Below are the records; collect from them each line containing the string "screenshot".

====

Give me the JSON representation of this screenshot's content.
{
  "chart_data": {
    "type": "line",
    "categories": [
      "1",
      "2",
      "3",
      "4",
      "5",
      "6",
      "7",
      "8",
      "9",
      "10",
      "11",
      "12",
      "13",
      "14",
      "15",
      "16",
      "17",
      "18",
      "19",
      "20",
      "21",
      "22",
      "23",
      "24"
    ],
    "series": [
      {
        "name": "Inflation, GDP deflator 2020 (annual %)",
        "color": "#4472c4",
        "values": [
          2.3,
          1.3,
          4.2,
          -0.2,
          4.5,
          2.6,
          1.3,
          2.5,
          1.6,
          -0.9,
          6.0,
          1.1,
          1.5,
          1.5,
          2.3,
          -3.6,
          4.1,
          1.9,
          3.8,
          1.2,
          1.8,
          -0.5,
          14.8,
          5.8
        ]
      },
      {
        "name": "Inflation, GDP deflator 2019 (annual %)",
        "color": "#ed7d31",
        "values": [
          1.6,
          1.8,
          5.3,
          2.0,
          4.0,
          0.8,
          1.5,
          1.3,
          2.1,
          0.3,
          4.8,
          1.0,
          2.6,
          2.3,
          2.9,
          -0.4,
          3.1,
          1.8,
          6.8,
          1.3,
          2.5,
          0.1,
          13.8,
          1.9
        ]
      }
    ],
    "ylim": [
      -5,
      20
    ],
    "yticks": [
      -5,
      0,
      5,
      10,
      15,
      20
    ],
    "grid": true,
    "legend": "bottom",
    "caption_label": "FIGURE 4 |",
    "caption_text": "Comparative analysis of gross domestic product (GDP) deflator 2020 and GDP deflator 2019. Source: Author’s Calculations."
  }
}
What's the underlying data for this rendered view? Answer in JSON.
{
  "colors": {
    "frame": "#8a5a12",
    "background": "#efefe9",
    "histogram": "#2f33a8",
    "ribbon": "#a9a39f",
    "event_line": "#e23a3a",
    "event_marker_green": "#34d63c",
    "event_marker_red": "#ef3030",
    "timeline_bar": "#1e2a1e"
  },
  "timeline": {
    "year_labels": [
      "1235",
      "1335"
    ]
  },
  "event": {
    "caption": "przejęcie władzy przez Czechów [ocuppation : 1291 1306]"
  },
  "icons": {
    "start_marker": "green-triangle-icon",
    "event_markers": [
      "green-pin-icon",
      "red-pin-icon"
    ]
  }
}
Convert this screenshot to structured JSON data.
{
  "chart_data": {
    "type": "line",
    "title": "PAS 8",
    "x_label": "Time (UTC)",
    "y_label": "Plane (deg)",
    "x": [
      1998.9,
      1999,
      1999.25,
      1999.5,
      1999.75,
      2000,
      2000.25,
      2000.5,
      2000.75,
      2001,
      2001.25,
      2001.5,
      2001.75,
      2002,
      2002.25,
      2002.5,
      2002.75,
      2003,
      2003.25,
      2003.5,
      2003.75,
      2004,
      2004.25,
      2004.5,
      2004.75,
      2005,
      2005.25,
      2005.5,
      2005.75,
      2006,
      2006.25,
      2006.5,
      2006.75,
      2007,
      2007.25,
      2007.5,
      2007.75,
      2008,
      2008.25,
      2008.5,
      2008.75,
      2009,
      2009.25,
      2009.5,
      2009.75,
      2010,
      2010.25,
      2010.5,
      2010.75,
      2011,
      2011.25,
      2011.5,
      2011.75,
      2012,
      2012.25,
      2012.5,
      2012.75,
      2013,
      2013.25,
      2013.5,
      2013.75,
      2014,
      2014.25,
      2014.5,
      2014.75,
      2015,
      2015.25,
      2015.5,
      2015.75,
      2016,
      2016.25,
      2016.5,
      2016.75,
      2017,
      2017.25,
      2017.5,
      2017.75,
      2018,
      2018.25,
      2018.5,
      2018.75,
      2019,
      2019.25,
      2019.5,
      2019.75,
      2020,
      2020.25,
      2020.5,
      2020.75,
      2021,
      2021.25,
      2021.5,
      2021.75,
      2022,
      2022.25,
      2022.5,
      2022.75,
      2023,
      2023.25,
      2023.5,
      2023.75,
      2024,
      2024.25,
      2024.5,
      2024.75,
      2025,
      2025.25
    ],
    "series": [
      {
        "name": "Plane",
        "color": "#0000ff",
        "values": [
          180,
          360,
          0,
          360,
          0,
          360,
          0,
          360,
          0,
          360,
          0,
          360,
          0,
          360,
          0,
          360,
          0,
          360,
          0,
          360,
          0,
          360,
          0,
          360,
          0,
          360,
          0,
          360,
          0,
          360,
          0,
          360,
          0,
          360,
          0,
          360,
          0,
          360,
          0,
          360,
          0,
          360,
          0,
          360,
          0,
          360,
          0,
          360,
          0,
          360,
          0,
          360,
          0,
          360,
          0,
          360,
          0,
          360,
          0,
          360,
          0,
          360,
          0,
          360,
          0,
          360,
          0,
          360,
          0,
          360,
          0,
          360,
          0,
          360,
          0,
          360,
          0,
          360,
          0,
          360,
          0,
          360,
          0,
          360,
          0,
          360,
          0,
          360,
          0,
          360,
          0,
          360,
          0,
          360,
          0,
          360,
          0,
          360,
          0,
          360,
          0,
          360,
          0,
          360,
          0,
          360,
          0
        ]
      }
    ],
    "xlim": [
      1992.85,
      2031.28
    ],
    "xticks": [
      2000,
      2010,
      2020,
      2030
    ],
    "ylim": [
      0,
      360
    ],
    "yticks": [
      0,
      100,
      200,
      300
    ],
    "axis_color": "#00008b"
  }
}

====

• PROBLEM SOLUTION
Give me the JSON representation of this screenshot's content.
Convert this screenshot to structured JSON data.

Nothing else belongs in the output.